Audacious ist quasi wie xmms...

----------

## smg

Ihr könnt auch mal mocp testen.  :Smile: 

* media-sound/moc 

     Available versions:  2.1.4-r1 2.2.0-r1 2.3.0 2.3.2 2.3.3 2.4.0

     Installed:           2.4.0

     Homepage:            http://moc.daper.net/

     Description:         Music On Console - ncurses interface for playing audio files

----------

## Aldo

 *Quote:*   

> Audacious ist quasi wie xmms...

 

Nicht ganz:

xmms kann ich auf doppelte Größe bringen, Audacious nicht.

Und auf einem 21"-Monitor mit 1720 x 1290 ist mir Audacious zu klein...

Und das ist momentan das K.O.-Kriterium gegen Audacious für mich.

----------

## Erich

Hi.

Da ich den xmms auch von der Platte gelöscht haben will ,eine frage dazu.Und zugleich für die Zukunft mit Ähnlichen fällen.
--------------------------------------------------
**Kurze Aufgabe a:** Welche Versionsnummern stehen im Textauszug hinter „Available versions“? Zähle alle auf.

Einträge umrahmter Elemente:
--------------------------------------------------
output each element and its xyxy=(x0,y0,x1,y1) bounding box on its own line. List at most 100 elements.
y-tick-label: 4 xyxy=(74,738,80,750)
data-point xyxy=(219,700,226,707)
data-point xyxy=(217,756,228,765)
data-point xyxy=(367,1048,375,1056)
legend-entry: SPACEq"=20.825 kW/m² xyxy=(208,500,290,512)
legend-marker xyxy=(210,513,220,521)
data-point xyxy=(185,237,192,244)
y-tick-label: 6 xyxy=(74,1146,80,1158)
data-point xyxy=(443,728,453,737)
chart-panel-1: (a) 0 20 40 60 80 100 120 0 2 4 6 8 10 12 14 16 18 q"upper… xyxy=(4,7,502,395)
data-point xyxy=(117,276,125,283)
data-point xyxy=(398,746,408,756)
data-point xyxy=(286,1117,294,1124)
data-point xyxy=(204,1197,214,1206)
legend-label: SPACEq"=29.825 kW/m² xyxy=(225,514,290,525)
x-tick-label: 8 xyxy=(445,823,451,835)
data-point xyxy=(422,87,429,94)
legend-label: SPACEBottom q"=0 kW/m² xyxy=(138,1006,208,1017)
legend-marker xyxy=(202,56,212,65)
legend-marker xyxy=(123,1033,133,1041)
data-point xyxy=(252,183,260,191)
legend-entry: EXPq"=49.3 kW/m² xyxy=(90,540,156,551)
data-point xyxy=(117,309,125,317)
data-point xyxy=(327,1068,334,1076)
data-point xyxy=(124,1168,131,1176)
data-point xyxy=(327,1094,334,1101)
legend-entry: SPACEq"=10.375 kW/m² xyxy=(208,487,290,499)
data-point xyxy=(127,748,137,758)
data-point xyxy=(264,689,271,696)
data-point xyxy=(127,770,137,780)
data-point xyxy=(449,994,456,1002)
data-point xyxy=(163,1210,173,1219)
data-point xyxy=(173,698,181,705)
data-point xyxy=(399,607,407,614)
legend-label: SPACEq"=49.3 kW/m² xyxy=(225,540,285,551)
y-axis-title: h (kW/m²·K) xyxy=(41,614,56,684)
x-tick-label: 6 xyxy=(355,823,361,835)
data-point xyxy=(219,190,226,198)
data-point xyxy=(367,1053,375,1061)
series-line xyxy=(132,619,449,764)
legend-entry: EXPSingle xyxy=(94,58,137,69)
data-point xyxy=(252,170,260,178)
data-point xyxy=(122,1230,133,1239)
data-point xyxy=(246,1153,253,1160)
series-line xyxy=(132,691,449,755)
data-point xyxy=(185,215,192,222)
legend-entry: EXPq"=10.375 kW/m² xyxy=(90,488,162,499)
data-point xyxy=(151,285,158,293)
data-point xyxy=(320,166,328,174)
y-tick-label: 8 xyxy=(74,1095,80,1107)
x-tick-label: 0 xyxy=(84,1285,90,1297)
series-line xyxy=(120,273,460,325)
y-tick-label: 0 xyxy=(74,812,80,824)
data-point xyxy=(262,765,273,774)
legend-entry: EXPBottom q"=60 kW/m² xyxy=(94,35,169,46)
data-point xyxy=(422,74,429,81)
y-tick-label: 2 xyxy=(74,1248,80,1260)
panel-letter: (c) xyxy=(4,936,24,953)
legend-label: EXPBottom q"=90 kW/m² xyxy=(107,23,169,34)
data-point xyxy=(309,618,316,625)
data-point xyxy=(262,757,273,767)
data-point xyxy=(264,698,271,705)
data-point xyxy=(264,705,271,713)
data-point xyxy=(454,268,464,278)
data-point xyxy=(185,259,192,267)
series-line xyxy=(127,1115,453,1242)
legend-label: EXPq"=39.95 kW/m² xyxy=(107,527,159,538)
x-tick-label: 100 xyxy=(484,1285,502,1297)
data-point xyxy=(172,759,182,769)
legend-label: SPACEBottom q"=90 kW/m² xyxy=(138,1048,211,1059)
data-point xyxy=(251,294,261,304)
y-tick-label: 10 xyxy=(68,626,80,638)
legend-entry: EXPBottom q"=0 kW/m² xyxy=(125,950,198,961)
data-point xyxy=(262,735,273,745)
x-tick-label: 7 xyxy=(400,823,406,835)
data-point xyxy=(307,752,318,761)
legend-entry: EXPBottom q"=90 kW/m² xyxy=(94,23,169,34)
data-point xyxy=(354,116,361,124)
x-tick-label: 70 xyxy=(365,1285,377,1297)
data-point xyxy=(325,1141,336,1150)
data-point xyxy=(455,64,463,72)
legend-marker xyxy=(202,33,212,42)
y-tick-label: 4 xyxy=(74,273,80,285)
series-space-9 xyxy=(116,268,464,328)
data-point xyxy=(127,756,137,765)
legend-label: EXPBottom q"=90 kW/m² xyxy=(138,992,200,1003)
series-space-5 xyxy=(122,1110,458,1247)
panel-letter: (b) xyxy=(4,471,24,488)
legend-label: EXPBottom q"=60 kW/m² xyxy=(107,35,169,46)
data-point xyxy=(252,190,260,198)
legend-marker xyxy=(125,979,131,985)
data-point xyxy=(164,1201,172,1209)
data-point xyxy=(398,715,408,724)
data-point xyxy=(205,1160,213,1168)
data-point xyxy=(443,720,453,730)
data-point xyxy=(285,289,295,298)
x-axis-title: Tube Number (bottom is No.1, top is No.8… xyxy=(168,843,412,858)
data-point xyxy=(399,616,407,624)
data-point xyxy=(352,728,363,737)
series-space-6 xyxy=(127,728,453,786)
--------------------------------------------------
**Kurze Aufgabe b:** Überarbeite die Zeilen unter „Einträge umrahmter Elemente“. Beginne bei der ersten und höre nach der Zeile mit „data-point xyxy=(124,1168,131,1176)“ auf. Ersetze darin „legend-marker“ durch „Legendenmarker“, ändere sonst nichts und gib nur diese Zeilen aus.

**Endgültige Antwort a:** 2.1.4-r1, 2.2.0-r1, 2.3.0, 2.3.2, 2.3.3, 2.4.0

**Endgültige Antwort b:**
output each element and its xyxy=(x0,y0,x1,y1) bounding box on its own line. List at most 100 elements.
y-tick-label: 4 xyxy=(74,738,80,750)
data-point xyxy=(219,700,226,707)
data-point xyxy=(217,756,228,765)
data-point xyxy=(367,1048,375,1056)
legend-entry: SPACEq"=20.825 kW/m² xyxy=(208,500,290,512)
Legendenmarker xyxy=(210,513,220,521)
data-point xyxy=(185,237,192,244)
y-tick-label: 6 xyxy=(74,1146,80,1158)
data-point xyxy=(443,728,453,737)
chart-panel-1: (a) 0 20 40 60 80 100 120 0 2 4 6 8 10 12 14 16 18 q"upper… xyxy=(4,7,502,395)
data-point xyxy=(117,276,125,283)
data-point xyxy=(398,746,408,756)
data-point xyxy=(286,1117,294,1124)
data-point xyxy=(204,1197,214,1206)
legend-label: SPACEq"=29.825 kW/m² xyxy=(225,514,290,525)
x-tick-label: 8 xyxy=(445,823,451,835)
data-point xyxy=(422,87,429,94)
legend-label: SPACEBottom q"=0 kW/m² xyxy=(138,1006,208,1017)
Legendenmarker xyxy=(202,56,212,65)
Legendenmarker xyxy=(123,1033,133,1041)
data-point xyxy=(252,183,260,191)
legend-entry: EXPq"=49.3 kW/m² xyxy=(90,540,156,551)
data-point xyxy=(117,309,125,317)
data-point xyxy=(327,1068,334,1076)
data-point xyxy=(124,1168,131,1176)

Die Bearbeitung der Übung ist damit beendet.